STATED GOAL | Transcribe all the entries word for word, but omit the images.

SOURCE DATA |

========================================================================

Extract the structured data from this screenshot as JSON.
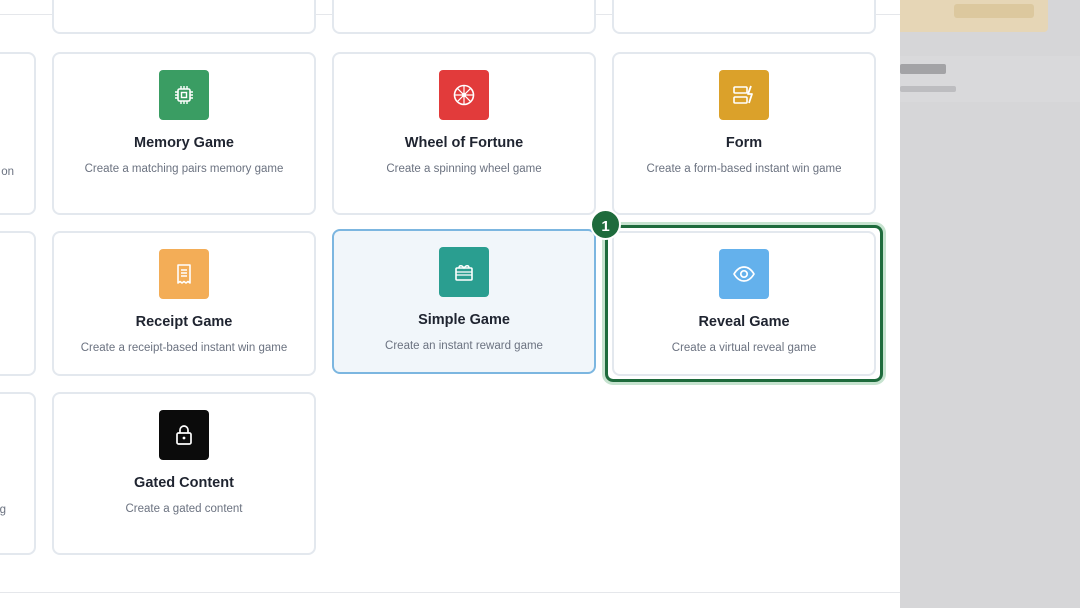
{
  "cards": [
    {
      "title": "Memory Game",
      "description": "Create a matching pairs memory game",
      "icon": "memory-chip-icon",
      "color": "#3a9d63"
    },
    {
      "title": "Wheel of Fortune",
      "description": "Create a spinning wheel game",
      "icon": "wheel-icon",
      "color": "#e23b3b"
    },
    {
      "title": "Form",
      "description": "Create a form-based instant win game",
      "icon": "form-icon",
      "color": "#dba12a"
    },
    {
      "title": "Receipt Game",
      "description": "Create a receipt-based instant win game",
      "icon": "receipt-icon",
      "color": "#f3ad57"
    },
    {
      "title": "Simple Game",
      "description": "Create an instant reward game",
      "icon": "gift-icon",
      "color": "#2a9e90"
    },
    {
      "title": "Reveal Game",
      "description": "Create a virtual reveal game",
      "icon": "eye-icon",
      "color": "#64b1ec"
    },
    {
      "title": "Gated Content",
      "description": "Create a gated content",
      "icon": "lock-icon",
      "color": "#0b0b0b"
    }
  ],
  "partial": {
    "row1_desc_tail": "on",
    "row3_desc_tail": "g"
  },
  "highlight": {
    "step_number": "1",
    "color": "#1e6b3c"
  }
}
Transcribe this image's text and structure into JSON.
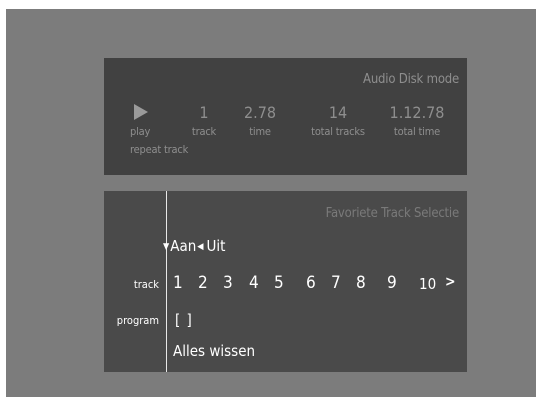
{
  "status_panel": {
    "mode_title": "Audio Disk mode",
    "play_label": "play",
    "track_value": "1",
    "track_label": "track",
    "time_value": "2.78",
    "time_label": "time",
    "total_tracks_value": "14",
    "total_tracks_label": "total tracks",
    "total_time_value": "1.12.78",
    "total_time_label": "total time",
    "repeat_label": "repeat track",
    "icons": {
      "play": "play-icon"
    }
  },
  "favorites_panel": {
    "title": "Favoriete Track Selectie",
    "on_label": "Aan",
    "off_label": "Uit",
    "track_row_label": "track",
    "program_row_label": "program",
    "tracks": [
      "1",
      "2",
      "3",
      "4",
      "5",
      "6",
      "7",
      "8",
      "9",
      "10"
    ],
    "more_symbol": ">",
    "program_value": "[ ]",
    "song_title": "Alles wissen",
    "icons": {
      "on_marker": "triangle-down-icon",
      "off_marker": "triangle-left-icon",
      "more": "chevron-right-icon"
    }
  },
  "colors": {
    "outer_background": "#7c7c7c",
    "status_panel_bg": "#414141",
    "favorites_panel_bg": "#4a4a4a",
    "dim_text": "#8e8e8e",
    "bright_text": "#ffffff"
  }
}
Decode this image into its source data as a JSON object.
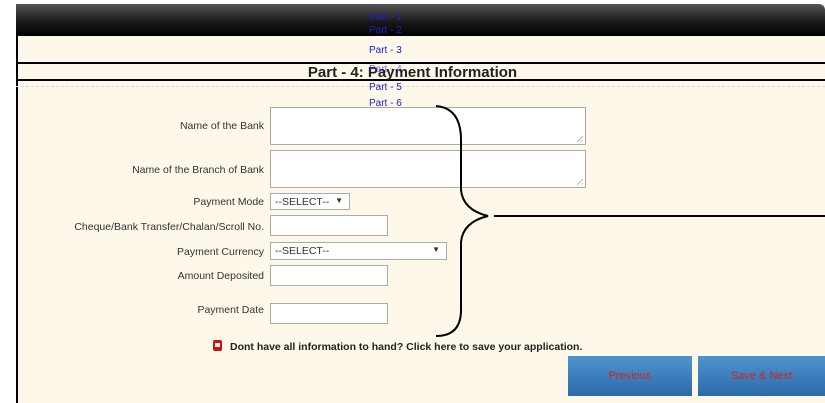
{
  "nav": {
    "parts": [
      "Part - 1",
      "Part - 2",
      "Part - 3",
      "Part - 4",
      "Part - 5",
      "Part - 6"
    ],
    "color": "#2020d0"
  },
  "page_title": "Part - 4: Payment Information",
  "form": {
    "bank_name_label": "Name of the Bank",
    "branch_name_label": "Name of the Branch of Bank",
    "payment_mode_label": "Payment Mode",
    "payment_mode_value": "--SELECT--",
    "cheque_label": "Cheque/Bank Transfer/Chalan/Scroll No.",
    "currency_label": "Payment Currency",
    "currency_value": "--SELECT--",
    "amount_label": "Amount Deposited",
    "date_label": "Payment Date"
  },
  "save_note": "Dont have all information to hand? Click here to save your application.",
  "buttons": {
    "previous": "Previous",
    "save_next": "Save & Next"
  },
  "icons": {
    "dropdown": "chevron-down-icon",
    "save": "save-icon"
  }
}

========================================================================

SOLUTION FOR THIS PROBLEM |
Extract the structured data from this screenshot as JSON.
{
  "cards": [
    {
      "title": "Memory Game",
      "description": "Create a matching pairs memory game",
      "icon": "memory-chip-icon",
      "color": "#3a9d63"
    },
    {
      "title": "Wheel of Fortune",
      "description": "Create a spinning wheel game",
      "icon": "wheel-icon",
      "color": "#e23b3b"
    },
    {
      "title": "Form",
      "description": "Create a form-based instant win game",
      "icon": "form-icon",
      "color": "#dba12a"
    },
    {
      "title": "Receipt Game",
      "description": "Create a receipt-based instant win game",
      "icon": "receipt-icon",
      "color": "#f3ad57"
    },
    {
      "title": "Simple Game",
      "description": "Create an instant reward game",
      "icon": "gift-icon",
      "color": "#2a9e90"
    },
    {
      "title": "Reveal Game",
      "description": "Create a virtual reveal game",
      "icon": "eye-icon",
      "color": "#64b1ec"
    },
    {
      "title": "Gated Content",
      "description": "Create a gated content",
      "icon": "lock-icon",
      "color": "#0b0b0b"
    }
  ],
  "partial": {
    "row1_desc_tail": "on",
    "row3_desc_tail": "g"
  },
  "highlight": {
    "step_number": "1",
    "color": "#1e6b3c"
  }
}
Transcribe this image's text and structure into JSON.
{
  "status_panel": {
    "mode_title": "Audio Disk mode",
    "play_label": "play",
    "track_value": "1",
    "track_label": "track",
    "time_value": "2.78",
    "time_label": "time",
    "total_tracks_value": "14",
    "total_tracks_label": "total tracks",
    "total_time_value": "1.12.78",
    "total_time_label": "total time",
    "repeat_label": "repeat track",
    "icons": {
      "play": "play-icon"
    }
  },
  "favorites_panel": {
    "title": "Favoriete Track Selectie",
    "on_label": "Aan",
    "off_label": "Uit",
    "track_row_label": "track",
    "program_row_label": "program",
    "tracks": [
      "1",
      "2",
      "3",
      "4",
      "5",
      "6",
      "7",
      "8",
      "9",
      "10"
    ],
    "more_symbol": ">",
    "program_value": "[ ]",
    "song_title": "Alles wissen",
    "icons": {
      "on_marker": "triangle-down-icon",
      "off_marker": "triangle-left-icon",
      "more": "chevron-right-icon"
    }
  },
  "colors": {
    "outer_background": "#7c7c7c",
    "status_panel_bg": "#414141",
    "favorites_panel_bg": "#4a4a4a",
    "dim_text": "#8e8e8e",
    "bright_text": "#ffffff"
  }
}
Decode this image into its source data as a JSON object.
{
  "nav": {
    "parts": [
      "Part - 1",
      "Part - 2",
      "Part - 3",
      "Part - 4",
      "Part - 5",
      "Part - 6"
    ],
    "color": "#2020d0"
  },
  "page_title": "Part - 4: Payment Information",
  "form": {
    "bank_name_label": "Name of the Bank",
    "branch_name_label": "Name of the Branch of Bank",
    "payment_mode_label": "Payment Mode",
    "payment_mode_value": "--SELECT--",
    "cheque_label": "Cheque/Bank Transfer/Chalan/Scroll No.",
    "currency_label": "Payment Currency",
    "currency_value": "--SELECT--",
    "amount_label": "Amount Deposited",
    "date_label": "Payment Date"
  },
  "save_note": "Dont have all information to hand? Click here to save your application.",
  "buttons": {
    "previous": "Previous",
    "save_next": "Save & Next"
  },
  "icons": {
    "dropdown": "chevron-down-icon",
    "save": "save-icon"
  }
}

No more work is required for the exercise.